Direction
Find how many lines of the listing include the string "的不等式", and report only that figure.

Data shown

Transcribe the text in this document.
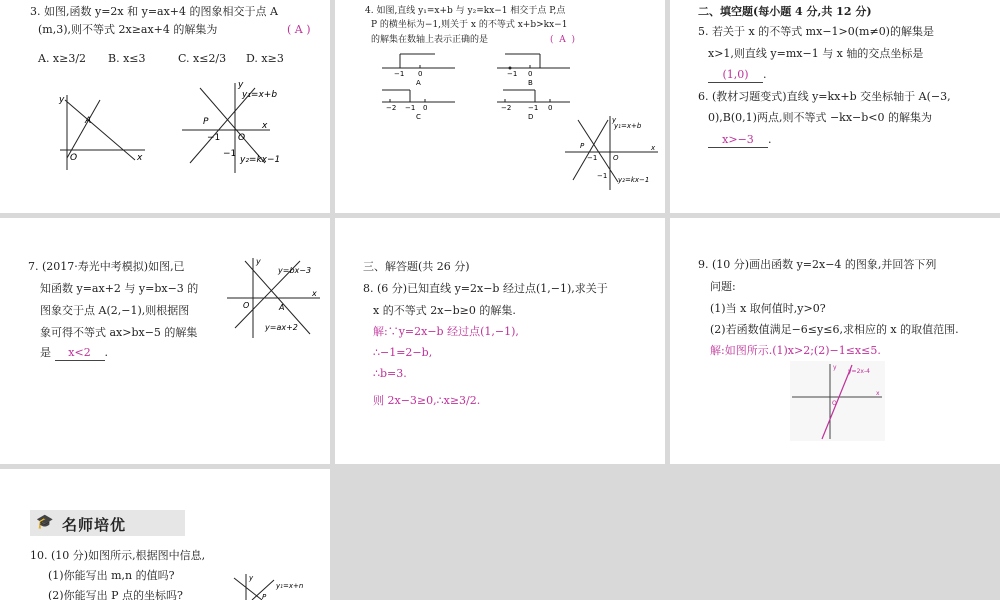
3. 如图,函数 y=2x 和 y=ax+4 的图象相交于点 A
(m,3),则不等式 2x≥ax+4 的解集为	( A )
A. x≥3/2 B. x≤3	C. x≤2/3 D. x≥3
y
x
O
A
y
x
O
P
−1
−1
y₁=x+b
y₂=kx−1
4. 如图,直线 y₁=x+b 与 y₂=kx−1 相交于点 P,点
P 的横坐标为−1,则关于 x 的不等式 x+b>kx−1
的解集在数轴上表示正确的是	(  A  )
−1 0
A
−1 0
B
−2 −1 0
C
−2 −1 0
D	y
x
O
P
−1
−1
y₁=x+b
y₂=kx−1
二、填空题(每小题 4 分,共 12 分)
5. 若关于 x 的不等式 mx−1>0(m≠0)的解集是
x>1,则直线 y=mx−1 与 x 轴的交点坐标是
(1,0) .
6. (教材习题变式)直线 y=kx+b 交坐标轴于 A(−3,
0),B(0,1)两点,则不等式 −kx−b<0 的解集为
x>−3 .
7. (2017·寿光中考模拟)如图,已
知函数 y=ax+2 与 y=bx−3 的
图象交于点 A(2,−1),则根据图
象可得不等式 ax>bx−5 的解集
是 x<2 .
y
x
O	A
y=bx−3
y=ax+2
三、解答题(共 26 分)
8. (6 分)已知直线 y=2x−b 经过点(1,−1),求关于
x 的不等式 2x−b≥0 的解集.
解:∵y=2x−b 经过点(1,−1),
∴−1=2−b,
∴b=3.
则 2x−3≥0,∴x≥3/2.
9. (10 分)画出函数 y=2x−4 的图象,并回答下列
问题:
(1)当 x 取何值时,y>0?
(2)若函数值满足−6≤y≤6,求相应的 x 的取值范围.
解:如图所示.(1)x>2;(2)−1≤x≤5.
y
x
O
y=2x-4
🎓 名师培优
10. (10 分)如图所示,根据图中信息,
(1)你能写出 m,n 的值吗?
(2)你能写出 P 点的坐标吗?
y
y₁=x+n
P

Written response
3